--- START OF Dataset content ---
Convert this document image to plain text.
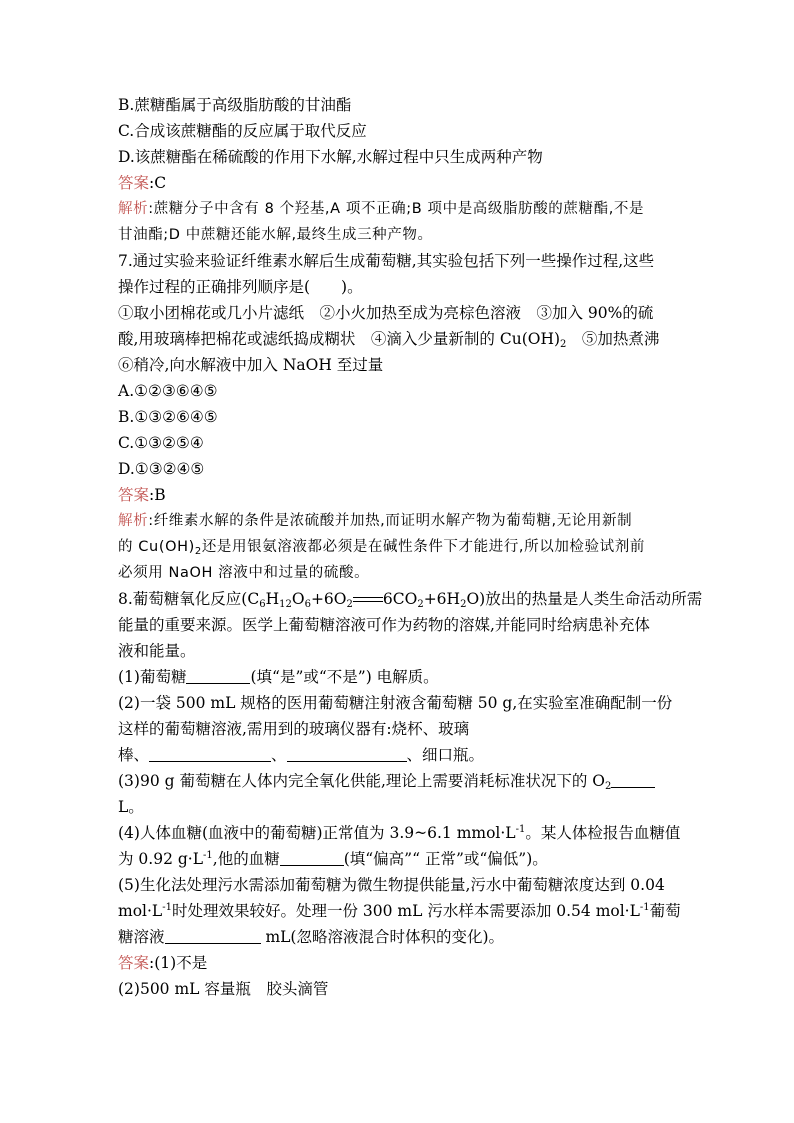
B.蔗糖酯属于高级脂肪酸的甘油酯
C.合成该蔗糖酯的反应属于取代反应
D.该蔗糖酯在稀硫酸的作用下水解,水解过程中只生成两种产物
答案:C
解析:蔗糖分子中含有 8 个羟基,A 项不正确;B 项中是高级脂肪酸的蔗糖酯,不是
甘油酯;D 中蔗糖还能水解,最终生成三种产物。
7.通过实验来验证纤维素水解后生成葡萄糖,其实验包括下列一些操作过程,这些
操作过程的正确排列顺序是(　　)。
①取小团棉花或几小片滤纸　②小火加热至成为亮棕色溶液　③加入 90%的硫
酸,用玻璃棒把棉花或滤纸捣成糊状　④滴入少量新制的 $Cu(OH)_2$　⑤加热煮沸
⑥稍冷,向水解液中加入 NaOH 至过量
A.①②③⑥④⑤
B.①③②⑥④⑤
C.①③②⑤④
D.①③②④⑤
答案:B
解析:纤维素水解的条件是浓硫酸并加热,而证明水解产物为葡萄糖,无论用新制
的 $Cu(OH)_2$还是用银氨溶液都必须是在碱性条件下才能进行,所以加检验试剂前
必须用 NaOH 溶液中和过量的硫酸。
8.葡萄糖氧化反应($C_6H_{12}O_6+6O_2$ $6CO_2+6H_2O$)放出的热量是人类生命活动所需
能量的重要来源。医学上葡萄糖溶液可作为药物的溶媒,并能同时给病患补充体
液和能量。
(1)葡萄糖	(填“是”或“不是”) 电解质。
(2)一袋 500 mL 规格的医用葡萄糖注射液含葡萄糖 50 g,在实验室准确配制一份
这样的葡萄糖溶液,需用到的玻璃仪器有:烧杯、玻璃
棒、	、	、细口瓶。
(3)90 g 葡萄糖在人体内完全氧化供能,理论上需要消耗标准状况下的 $O_2$
L。
(4)人体血糖(血液中的葡萄糖)正常值为 3.9~6.1 $mmol\cdot L^{-1}$。某人体检报告血糖值
为 0.92 $g\cdot L^{-1}$,他的血糖	(填“偏高”“ 正常”或“偏低”)。
(5)生化法处理污水需添加葡萄糖为微生物提供能量,污水中葡萄糖浓度达到 0.04
$mol\cdot L^{-1}$时处理效果较好。处理一份 300 mL 污水样本需要添加 0.54 $mol\cdot L^{-1}$葡萄
糖溶液	mL(忽略溶液混合时体积的变化)。
答案:(1)不是
(2)500 mL 容量瓶　胶头滴管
--- END OF Dataset content ---
*Aim of the task*. Write the material out again exactly as it appears, dropping the pictures.

*Complete output*.
Convert this document image to plain text.
B.蔗糖酯属于高级脂肪酸的甘油酯
C.合成该蔗糖酯的反应属于取代反应
D.该蔗糖酯在稀硫酸的作用下水解,水解过程中只生成两种产物
答案:C
解析:蔗糖分子中含有 8 个羟基,A 项不正确;B 项中是高级脂肪酸的蔗糖酯,不是
甘油酯;D 中蔗糖还能水解,最终生成三种产物。
7.通过实验来验证纤维素水解后生成葡萄糖,其实验包括下列一些操作过程,这些
操作过程的正确排列顺序是(　　)。
①取小团棉花或几小片滤纸　②小火加热至成为亮棕色溶液　③加入 90%的硫
酸,用玻璃棒把棉花或滤纸捣成糊状　④滴入少量新制的 $Cu(OH)_2$　⑤加热煮沸
⑥稍冷,向水解液中加入 NaOH 至过量
A.①②③⑥④⑤
B.①③②⑥④⑤
C.①③②⑤④
D.①③②④⑤
答案:B
解析:纤维素水解的条件是浓硫酸并加热,而证明水解产物为葡萄糖,无论用新制
的 $Cu(OH)_2$还是用银氨溶液都必须是在碱性条件下才能进行,所以加检验试剂前
必须用 NaOH 溶液中和过量的硫酸。
8.葡萄糖氧化反应($C_6H_{12}O_6+6O_2$ $6CO_2+6H_2O$)放出的热量是人类生命活动所需
能量的重要来源。医学上葡萄糖溶液可作为药物的溶媒,并能同时给病患补充体
液和能量。
(1)葡萄糖	(填“是”或“不是”) 电解质。
(2)一袋 500 mL 规格的医用葡萄糖注射液含葡萄糖 50 g,在实验室准确配制一份
这样的葡萄糖溶液,需用到的玻璃仪器有:烧杯、玻璃
棒、	、	、细口瓶。
(3)90 g 葡萄糖在人体内完全氧化供能,理论上需要消耗标准状况下的 $O_2$
L。
(4)人体血糖(血液中的葡萄糖)正常值为 3.9~6.1 $mmol\cdot L^{-1}$。某人体检报告血糖值
为 0.92 $g\cdot L^{-1}$,他的血糖	(填“偏高”“ 正常”或“偏低”)。
(5)生化法处理污水需添加葡萄糖为微生物提供能量,污水中葡萄糖浓度达到 0.04
$mol\cdot L^{-1}$时处理效果较好。处理一份 300 mL 污水样本需要添加 0.54 $mol\cdot L^{-1}$葡萄
糖溶液	mL(忽略溶液混合时体积的变化)。
答案:(1)不是
(2)500 mL 容量瓶　胶头滴管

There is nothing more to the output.